Go through the records and extract every line with the word "Preferencias".

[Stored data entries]
═══
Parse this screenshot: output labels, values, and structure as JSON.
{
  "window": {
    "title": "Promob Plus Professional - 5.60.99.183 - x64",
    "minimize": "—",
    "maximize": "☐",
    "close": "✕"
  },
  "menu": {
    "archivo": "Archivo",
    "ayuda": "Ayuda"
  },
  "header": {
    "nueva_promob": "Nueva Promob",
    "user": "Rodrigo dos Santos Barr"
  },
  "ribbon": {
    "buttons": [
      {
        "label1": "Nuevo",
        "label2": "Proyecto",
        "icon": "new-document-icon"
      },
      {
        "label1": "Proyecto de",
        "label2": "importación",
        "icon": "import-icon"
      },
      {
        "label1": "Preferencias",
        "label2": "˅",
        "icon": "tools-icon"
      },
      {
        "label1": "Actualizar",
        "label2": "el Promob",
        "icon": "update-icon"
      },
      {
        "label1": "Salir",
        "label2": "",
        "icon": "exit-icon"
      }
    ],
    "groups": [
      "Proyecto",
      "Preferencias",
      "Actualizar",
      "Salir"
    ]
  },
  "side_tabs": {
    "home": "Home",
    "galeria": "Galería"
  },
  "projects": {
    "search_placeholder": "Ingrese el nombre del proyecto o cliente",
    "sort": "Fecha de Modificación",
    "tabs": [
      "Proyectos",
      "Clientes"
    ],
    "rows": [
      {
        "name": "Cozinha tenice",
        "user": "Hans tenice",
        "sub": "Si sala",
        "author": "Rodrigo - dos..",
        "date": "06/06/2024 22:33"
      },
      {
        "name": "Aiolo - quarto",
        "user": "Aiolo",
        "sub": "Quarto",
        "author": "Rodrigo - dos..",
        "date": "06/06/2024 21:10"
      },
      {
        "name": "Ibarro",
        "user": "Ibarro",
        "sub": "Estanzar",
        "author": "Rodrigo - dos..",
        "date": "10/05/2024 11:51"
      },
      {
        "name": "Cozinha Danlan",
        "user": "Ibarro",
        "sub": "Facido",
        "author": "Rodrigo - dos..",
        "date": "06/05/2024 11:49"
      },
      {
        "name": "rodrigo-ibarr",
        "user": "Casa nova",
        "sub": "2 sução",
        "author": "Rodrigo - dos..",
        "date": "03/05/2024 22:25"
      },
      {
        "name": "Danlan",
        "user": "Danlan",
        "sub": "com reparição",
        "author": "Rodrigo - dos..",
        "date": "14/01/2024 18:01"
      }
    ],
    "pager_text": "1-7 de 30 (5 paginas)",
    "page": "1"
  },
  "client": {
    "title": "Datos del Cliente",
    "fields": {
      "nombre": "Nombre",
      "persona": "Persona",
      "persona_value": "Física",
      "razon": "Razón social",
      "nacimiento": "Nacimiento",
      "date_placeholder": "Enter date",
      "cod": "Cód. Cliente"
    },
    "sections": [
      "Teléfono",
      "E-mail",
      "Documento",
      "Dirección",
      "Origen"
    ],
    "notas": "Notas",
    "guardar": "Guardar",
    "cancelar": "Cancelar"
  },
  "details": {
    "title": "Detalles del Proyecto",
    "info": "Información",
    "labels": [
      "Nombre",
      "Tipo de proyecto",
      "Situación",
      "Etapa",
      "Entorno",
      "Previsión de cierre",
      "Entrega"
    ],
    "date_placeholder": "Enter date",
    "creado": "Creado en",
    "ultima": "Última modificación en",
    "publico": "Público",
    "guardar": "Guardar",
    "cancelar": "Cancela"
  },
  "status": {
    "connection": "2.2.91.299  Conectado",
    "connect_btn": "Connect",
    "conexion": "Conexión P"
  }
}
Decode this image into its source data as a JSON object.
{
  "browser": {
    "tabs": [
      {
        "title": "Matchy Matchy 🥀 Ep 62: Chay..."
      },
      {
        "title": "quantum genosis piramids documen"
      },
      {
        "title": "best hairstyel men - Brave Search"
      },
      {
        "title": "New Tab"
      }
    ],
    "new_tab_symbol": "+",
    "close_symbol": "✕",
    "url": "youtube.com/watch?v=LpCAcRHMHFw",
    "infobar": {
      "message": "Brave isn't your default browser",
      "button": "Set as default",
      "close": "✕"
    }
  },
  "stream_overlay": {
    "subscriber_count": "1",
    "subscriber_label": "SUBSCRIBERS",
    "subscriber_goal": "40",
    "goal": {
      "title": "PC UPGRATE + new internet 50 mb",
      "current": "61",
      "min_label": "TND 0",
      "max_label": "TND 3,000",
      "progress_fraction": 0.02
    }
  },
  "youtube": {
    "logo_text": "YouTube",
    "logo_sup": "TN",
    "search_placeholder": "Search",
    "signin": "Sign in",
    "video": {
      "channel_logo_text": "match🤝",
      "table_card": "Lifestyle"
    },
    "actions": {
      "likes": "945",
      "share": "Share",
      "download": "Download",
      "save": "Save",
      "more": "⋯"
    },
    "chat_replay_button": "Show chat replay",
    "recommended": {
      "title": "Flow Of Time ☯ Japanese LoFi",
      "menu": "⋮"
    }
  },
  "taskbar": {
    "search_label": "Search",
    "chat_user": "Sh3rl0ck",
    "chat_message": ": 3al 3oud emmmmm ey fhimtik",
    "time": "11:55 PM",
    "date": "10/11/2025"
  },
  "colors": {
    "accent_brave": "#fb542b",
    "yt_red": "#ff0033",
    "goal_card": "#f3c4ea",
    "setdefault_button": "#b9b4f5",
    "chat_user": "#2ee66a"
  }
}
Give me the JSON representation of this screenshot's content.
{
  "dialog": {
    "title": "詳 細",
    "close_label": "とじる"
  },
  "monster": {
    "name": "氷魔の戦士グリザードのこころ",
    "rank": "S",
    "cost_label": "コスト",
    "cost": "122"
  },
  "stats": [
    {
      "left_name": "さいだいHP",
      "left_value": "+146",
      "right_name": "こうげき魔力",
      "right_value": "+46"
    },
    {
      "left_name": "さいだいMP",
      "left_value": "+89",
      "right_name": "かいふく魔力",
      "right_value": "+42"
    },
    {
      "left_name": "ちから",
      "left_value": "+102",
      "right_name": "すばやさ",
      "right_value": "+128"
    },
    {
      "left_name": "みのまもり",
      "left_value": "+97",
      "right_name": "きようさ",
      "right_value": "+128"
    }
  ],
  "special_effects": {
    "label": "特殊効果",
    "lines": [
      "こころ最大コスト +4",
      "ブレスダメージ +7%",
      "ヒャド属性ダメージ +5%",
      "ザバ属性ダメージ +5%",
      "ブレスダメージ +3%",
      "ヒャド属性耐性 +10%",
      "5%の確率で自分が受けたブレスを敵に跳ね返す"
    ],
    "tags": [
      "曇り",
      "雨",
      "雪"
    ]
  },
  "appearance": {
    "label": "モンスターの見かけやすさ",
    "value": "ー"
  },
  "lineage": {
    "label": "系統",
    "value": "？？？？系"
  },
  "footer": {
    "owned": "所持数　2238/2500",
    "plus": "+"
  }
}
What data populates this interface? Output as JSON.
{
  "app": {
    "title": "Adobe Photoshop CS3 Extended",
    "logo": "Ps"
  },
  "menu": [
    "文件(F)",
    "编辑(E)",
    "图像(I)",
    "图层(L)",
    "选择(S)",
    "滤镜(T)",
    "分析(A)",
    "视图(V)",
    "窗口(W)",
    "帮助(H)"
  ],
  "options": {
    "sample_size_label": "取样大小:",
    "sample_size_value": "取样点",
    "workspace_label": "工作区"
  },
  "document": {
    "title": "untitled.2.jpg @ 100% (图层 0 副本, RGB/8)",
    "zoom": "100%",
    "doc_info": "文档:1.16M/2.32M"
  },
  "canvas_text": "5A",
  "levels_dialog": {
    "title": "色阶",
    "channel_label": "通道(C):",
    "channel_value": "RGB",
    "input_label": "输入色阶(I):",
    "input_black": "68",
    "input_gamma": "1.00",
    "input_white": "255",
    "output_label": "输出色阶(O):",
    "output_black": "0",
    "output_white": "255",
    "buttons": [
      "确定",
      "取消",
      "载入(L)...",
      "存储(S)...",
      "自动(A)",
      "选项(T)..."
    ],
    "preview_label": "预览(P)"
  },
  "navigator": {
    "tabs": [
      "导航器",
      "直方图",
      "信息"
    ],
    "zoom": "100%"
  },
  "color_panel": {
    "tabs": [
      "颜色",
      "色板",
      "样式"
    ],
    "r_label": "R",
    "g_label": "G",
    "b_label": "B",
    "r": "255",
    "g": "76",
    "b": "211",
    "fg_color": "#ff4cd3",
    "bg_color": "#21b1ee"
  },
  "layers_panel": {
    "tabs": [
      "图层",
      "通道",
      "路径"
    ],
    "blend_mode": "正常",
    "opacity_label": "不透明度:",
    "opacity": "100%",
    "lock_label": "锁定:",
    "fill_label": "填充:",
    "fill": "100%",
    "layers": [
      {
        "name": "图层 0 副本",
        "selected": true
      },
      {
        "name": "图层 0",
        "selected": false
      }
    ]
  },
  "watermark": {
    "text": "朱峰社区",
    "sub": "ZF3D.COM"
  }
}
═══
ANSWER IN FULL –
        "label1": "Preferencias",
      "Preferencias",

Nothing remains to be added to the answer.